INPUT DATA =>
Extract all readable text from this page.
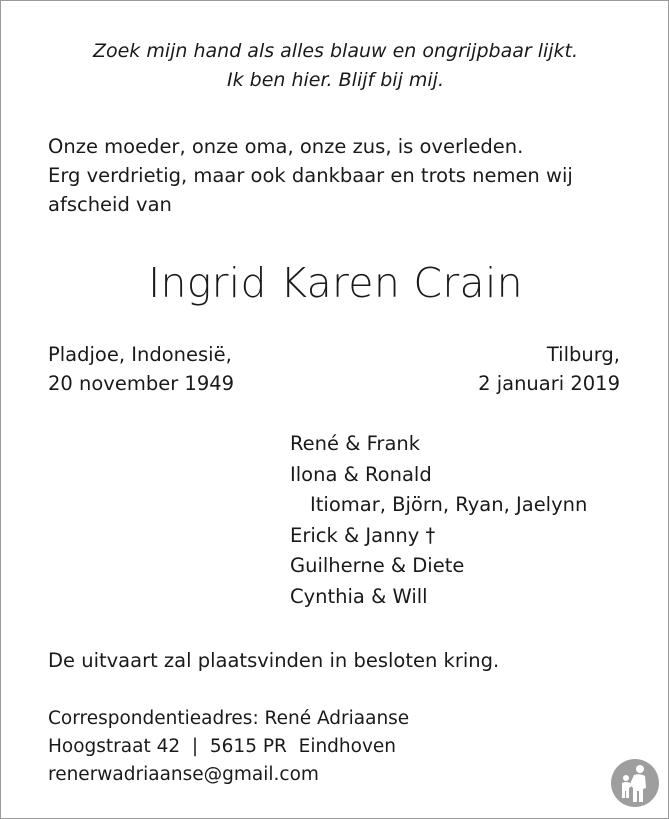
Zoek mijn hand als alles blauw en ongrijpbaar lijkt.
Ik ben hier. Blijf bij mij.
Onze moeder, onze oma, onze zus, is overleden.
Erg verdrietig, maar ook dankbaar en trots nemen wij
afscheid van
Ingrid Karen Crain
Pladjoe, Indonesië,
20 november 1949
Tilburg,
2 januari 2019
René & Frank
Ilona & Ronald
Itiomar, Björn, Ryan, Jaelynn
Erick & Janny †
Guilherne & Diete
Cynthia & Will
De uitvaart zal plaatsvinden in besloten kring.
Correspondentieadres: René Adriaanse
Hoogstraat 42  |  5615 PR  Eindhoven
renerwadriaanse@gmail.com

THE EXERCISE => Using the entries above, return each line in which the word "René" occurs.

PROBLEM SOLUTION =>
René & Frank
Correspondentieadres: René Adriaanse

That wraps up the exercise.